▶ SHORT TASK
What's needed is an exact copy of the lines from the one that contains "Parse this screenshot: output" to the end of the data below, leaving the pictures out.

▶ PROVIDED INFORMATION
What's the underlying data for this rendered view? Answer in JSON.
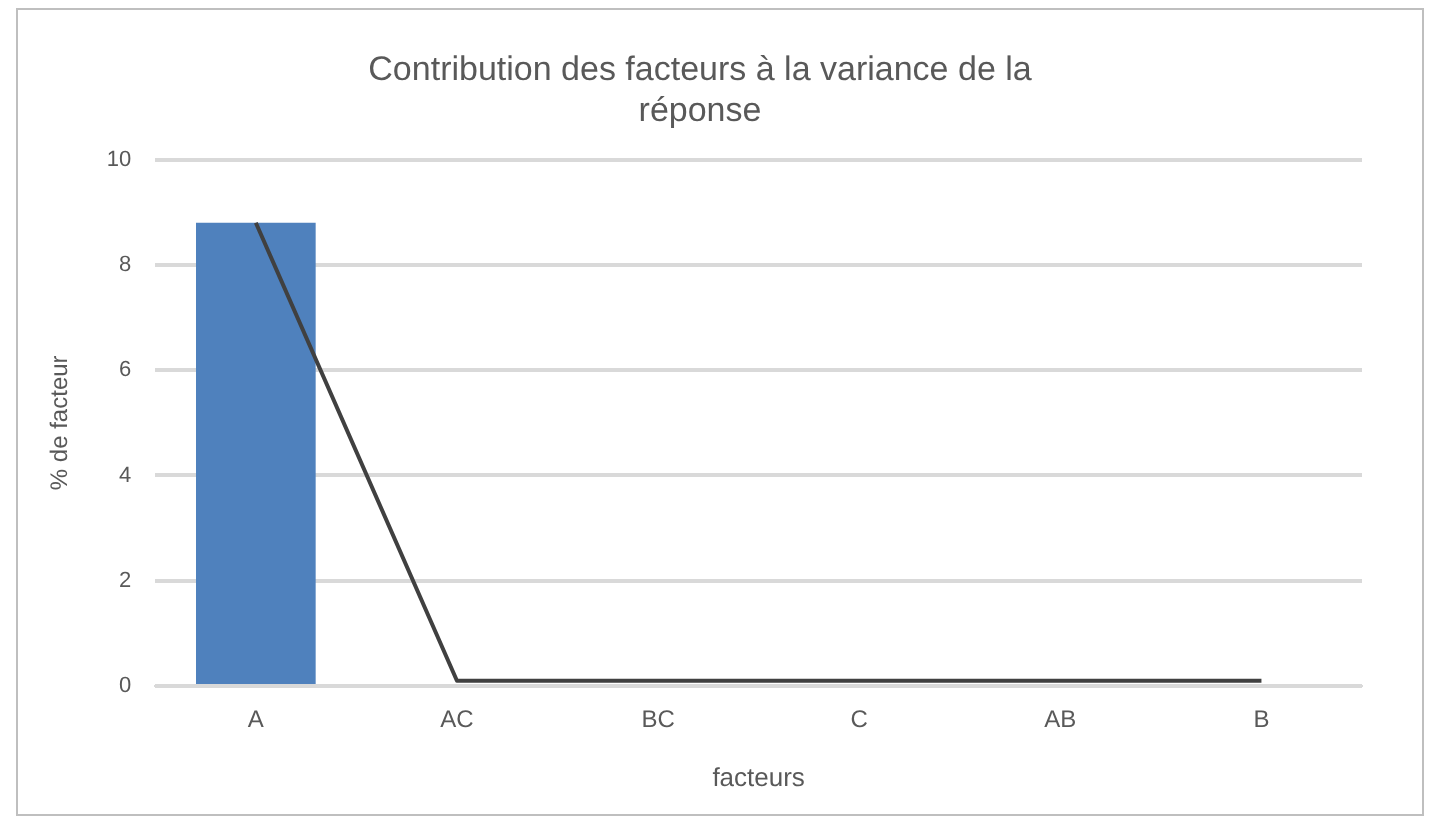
{
  "chart_data": {
    "type": "bar",
    "title": "Contribution des facteurs à la variance de la réponse",
    "xlabel": "facteurs",
    "ylabel": "% de facteur",
    "categories": [
      "A",
      "AC",
      "BC",
      "C",
      "AB",
      "B"
    ],
    "series": [
      {
        "color": "#4f81bd",
        "values": [
          8.8,
          0,
          0,
          0,
          0,
          0
        ]
      },
      {
        "type": "line",
        "color": "#404040",
        "values": [
          8.8,
          0.1,
          0.1,
          0.1,
          0.1,
          0.1
        ]
      }
    ],
    "ylim": [
      0,
      10
    ],
    "yticks": [
      0,
      2,
      4,
      6,
      8,
      10
    ],
    "grid": "y",
    "legend": false,
    "marker": "none"
  }
}
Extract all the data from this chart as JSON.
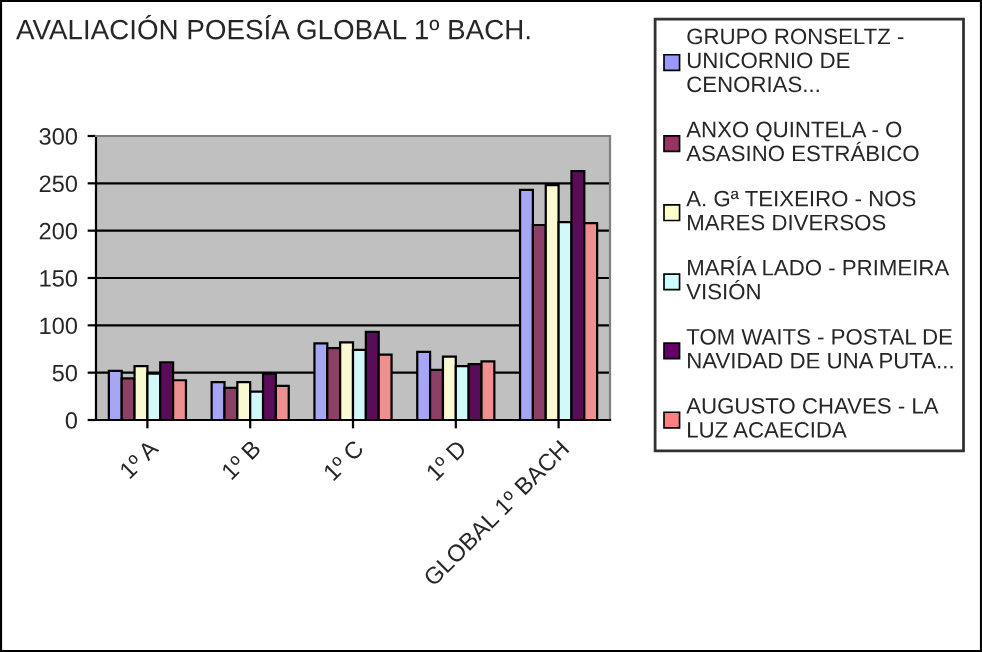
{
  "chart_data": {
    "type": "bar",
    "title": "AVALIACIÓN POESÍA GLOBAL 1º BACH.",
    "categories": [
      "1º A",
      "1º B",
      "1º C",
      "1º D",
      "GLOBAL 1º BACH"
    ],
    "series": [
      {
        "name": "GRUPO RONSELTZ - UNICORNIO DE CENORIAS...",
        "color": "#9999ff",
        "values": [
          52,
          40,
          81,
          72,
          243
        ]
      },
      {
        "name": "ANXO QUINTELA - O ASASINO ESTRÁBICO",
        "color": "#993366",
        "values": [
          44,
          34,
          76,
          53,
          206
        ]
      },
      {
        "name": "A. Gª TEIXEIRO - NOS MARES DIVERSOS",
        "color": "#ffffcc",
        "values": [
          57,
          40,
          82,
          67,
          248
        ]
      },
      {
        "name": "MARÍA LADO - PRIMEIRA VISIÓN",
        "color": "#ccffff",
        "values": [
          49,
          30,
          74,
          57,
          209
        ]
      },
      {
        "name": "TOM WAITS - POSTAL DE NAVIDAD DE UNA PUTA...",
        "color": "#660066",
        "values": [
          61,
          49,
          93,
          59,
          263
        ]
      },
      {
        "name": "AUGUSTO CHAVES - LA LUZ ACAECIDA",
        "color": "#ff8080",
        "values": [
          42,
          36,
          69,
          62,
          208
        ]
      }
    ],
    "ylim": [
      0,
      300
    ],
    "yticks": [
      0,
      50,
      100,
      150,
      200,
      250,
      300
    ],
    "grid": "y",
    "legend": "right"
  }
}
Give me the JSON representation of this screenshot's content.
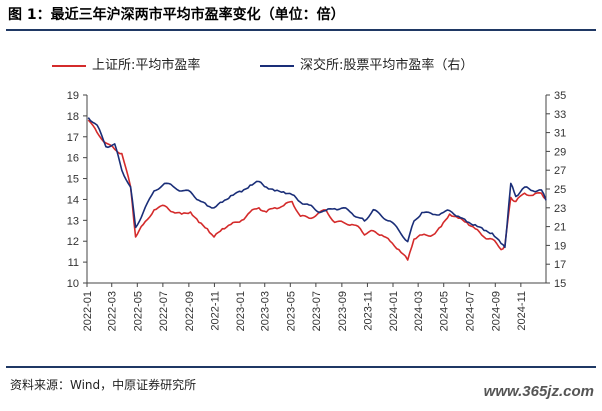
{
  "title": "图 1：最近三年沪深两市平均市盈率变化（单位：倍）",
  "source": "资料来源：Wind，中原证券研究所",
  "watermark": "www.365jz.com",
  "chart_data": {
    "type": "line",
    "x_ticks": [
      "2022-01",
      "2022-03",
      "2022-05",
      "2022-07",
      "2022-09",
      "2022-11",
      "2023-01",
      "2023-03",
      "2023-05",
      "2023-07",
      "2023-09",
      "2023-11",
      "2024-01",
      "2024-03",
      "2024-05",
      "2024-07",
      "2024-09",
      "2024-11"
    ],
    "ylim_left": [
      10,
      19
    ],
    "yticks_left": [
      "10",
      "11",
      "12",
      "13",
      "14",
      "15",
      "16",
      "17",
      "18",
      "19"
    ],
    "ylim_right": [
      15,
      35
    ],
    "yticks_right": [
      "15",
      "17",
      "19",
      "21",
      "23",
      "25",
      "27",
      "29",
      "31",
      "33",
      "35"
    ],
    "series": [
      {
        "name": "上证所:平均市盈率",
        "color": "#d42b2b",
        "axis": "left",
        "x": [
          "2022-01-04",
          "2022-01-25",
          "2022-02-15",
          "2022-03-08",
          "2022-03-25",
          "2022-04-15",
          "2022-04-27",
          "2022-05-15",
          "2022-06-10",
          "2022-07-05",
          "2022-07-25",
          "2022-08-15",
          "2022-09-05",
          "2022-09-25",
          "2022-10-15",
          "2022-10-31",
          "2022-11-20",
          "2022-12-10",
          "2023-01-05",
          "2023-01-25",
          "2023-02-15",
          "2023-03-05",
          "2023-03-25",
          "2023-04-15",
          "2023-05-05",
          "2023-05-25",
          "2023-06-15",
          "2023-07-05",
          "2023-07-25",
          "2023-08-15",
          "2023-09-05",
          "2023-09-25",
          "2023-10-15",
          "2023-10-25",
          "2023-11-15",
          "2023-12-05",
          "2023-12-25",
          "2024-01-15",
          "2024-02-05",
          "2024-02-20",
          "2024-03-10",
          "2024-04-05",
          "2024-04-25",
          "2024-05-15",
          "2024-06-05",
          "2024-06-25",
          "2024-07-15",
          "2024-08-05",
          "2024-08-25",
          "2024-09-15",
          "2024-09-24",
          "2024-10-08",
          "2024-10-20",
          "2024-11-10",
          "2024-11-30",
          "2024-12-20",
          "2024-12-31"
        ],
        "y": [
          17.8,
          17.2,
          16.7,
          16.4,
          16.2,
          14.6,
          12.2,
          12.8,
          13.5,
          13.7,
          13.4,
          13.3,
          13.4,
          12.9,
          12.6,
          12.2,
          12.6,
          12.8,
          13.0,
          13.4,
          13.6,
          13.4,
          13.6,
          13.7,
          13.9,
          13.2,
          13.1,
          13.3,
          13.5,
          12.9,
          12.9,
          12.8,
          12.6,
          12.3,
          12.5,
          12.3,
          12.0,
          11.6,
          11.1,
          12.1,
          12.3,
          12.3,
          12.7,
          13.3,
          13.1,
          12.9,
          12.6,
          12.2,
          12.1,
          11.6,
          11.8,
          14.1,
          13.9,
          14.3,
          14.2,
          14.3,
          14.0
        ]
      },
      {
        "name": "深交所:股票平均市盈率（右）",
        "color": "#1a2e78",
        "axis": "right",
        "x": [
          "2022-01-04",
          "2022-01-25",
          "2022-02-15",
          "2022-03-08",
          "2022-03-25",
          "2022-04-15",
          "2022-04-27",
          "2022-05-15",
          "2022-06-10",
          "2022-07-05",
          "2022-07-25",
          "2022-08-15",
          "2022-09-05",
          "2022-09-25",
          "2022-10-15",
          "2022-10-31",
          "2022-11-20",
          "2022-12-10",
          "2023-01-05",
          "2023-01-25",
          "2023-02-15",
          "2023-03-05",
          "2023-03-25",
          "2023-04-15",
          "2023-05-05",
          "2023-05-25",
          "2023-06-15",
          "2023-07-05",
          "2023-07-25",
          "2023-08-15",
          "2023-09-05",
          "2023-09-25",
          "2023-10-15",
          "2023-10-25",
          "2023-11-15",
          "2023-12-05",
          "2023-12-25",
          "2024-01-15",
          "2024-02-05",
          "2024-02-20",
          "2024-03-10",
          "2024-04-05",
          "2024-04-25",
          "2024-05-15",
          "2024-06-05",
          "2024-06-25",
          "2024-07-15",
          "2024-08-05",
          "2024-08-25",
          "2024-09-15",
          "2024-09-24",
          "2024-10-08",
          "2024-10-20",
          "2024-11-10",
          "2024-11-30",
          "2024-12-20",
          "2024-12-31"
        ],
        "y": [
          32.6,
          31.8,
          29.5,
          29.8,
          27.0,
          25.2,
          20.9,
          22.5,
          24.8,
          25.6,
          25.3,
          24.8,
          24.7,
          23.8,
          23.2,
          23.0,
          23.6,
          24.3,
          24.7,
          25.4,
          25.8,
          25.2,
          24.8,
          24.7,
          24.4,
          23.6,
          23.3,
          22.6,
          22.7,
          22.9,
          23.0,
          22.4,
          21.9,
          21.6,
          22.8,
          22.1,
          21.6,
          20.6,
          19.4,
          21.6,
          22.5,
          22.3,
          22.4,
          22.7,
          22.1,
          21.5,
          21.2,
          20.6,
          20.3,
          19.2,
          18.8,
          25.6,
          24.2,
          25.2,
          24.8,
          24.9,
          23.8
        ]
      }
    ]
  }
}
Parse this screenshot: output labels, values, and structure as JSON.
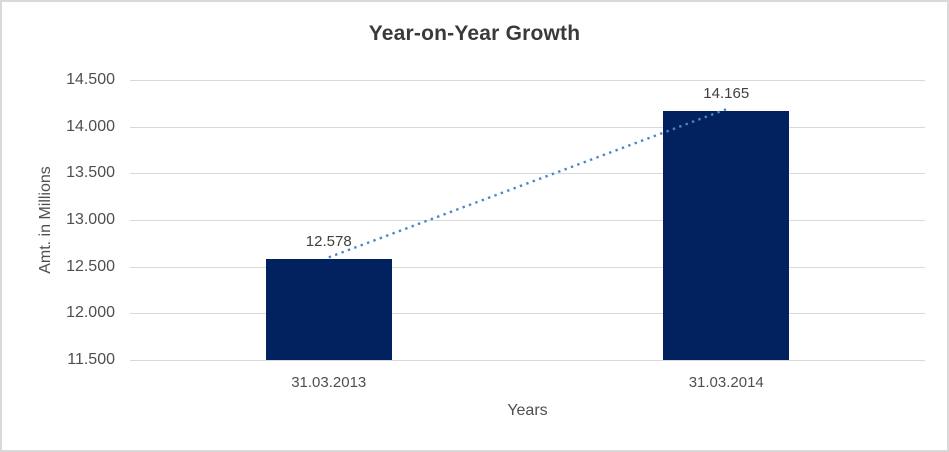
{
  "chart": {
    "title": "Year-on-Year Growth",
    "x_axis_title": "Years",
    "y_axis_title": "Amt. in Millions"
  },
  "chart_data": {
    "type": "bar",
    "title": "Year-on-Year Growth",
    "xlabel": "Years",
    "ylabel": "Amt. in Millions",
    "categories": [
      "31.03.2013",
      "31.03.2014"
    ],
    "series": [
      {
        "name": "Amt. in Millions",
        "values": [
          12.578,
          14.165
        ]
      }
    ],
    "data_labels": [
      "12.578",
      "14.165"
    ],
    "ylim": [
      11.5,
      14.5
    ],
    "ytick_step": 0.5,
    "ytick_labels": [
      "11.500",
      "12.000",
      "12.500",
      "13.000",
      "13.500",
      "14.000",
      "14.500"
    ],
    "grid": true,
    "legend": "none",
    "trendline": {
      "type": "linear",
      "style": "dotted"
    },
    "colors": {
      "bar": "#02215f",
      "trendline": "#4a86c8",
      "gridline": "#d9d9d9",
      "border": "#d9d9d9",
      "background": "#ffffff",
      "title_text": "#3a3a3a",
      "axis_text": "#4f4f4f",
      "data_label_text": "#404040"
    }
  }
}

▶ CORRECT RESULT
Parse this screenshot: output labels, values, and structure as JSON.
{
  "chart": {
    "title": "Year-on-Year Growth",
    "x_axis_title": "Years",
    "y_axis_title": "Amt. in Millions"
  },
  "chart_data": {
    "type": "bar",
    "title": "Year-on-Year Growth",
    "xlabel": "Years",
    "ylabel": "Amt. in Millions",
    "categories": [
      "31.03.2013",
      "31.03.2014"
    ],
    "series": [
      {
        "name": "Amt. in Millions",
        "values": [
          12.578,
          14.165
        ]
      }
    ],
    "data_labels": [
      "12.578",
      "14.165"
    ],
    "ylim": [
      11.5,
      14.5
    ],
    "ytick_step": 0.5,
    "ytick_labels": [
      "11.500",
      "12.000",
      "12.500",
      "13.000",
      "13.500",
      "14.000",
      "14.500"
    ],
    "grid": true,
    "legend": "none",
    "trendline": {
      "type": "linear",
      "style": "dotted"
    },
    "colors": {
      "bar": "#02215f",
      "trendline": "#4a86c8",
      "gridline": "#d9d9d9",
      "border": "#d9d9d9",
      "background": "#ffffff",
      "title_text": "#3a3a3a",
      "axis_text": "#4f4f4f",
      "data_label_text": "#404040"
    }
  }
}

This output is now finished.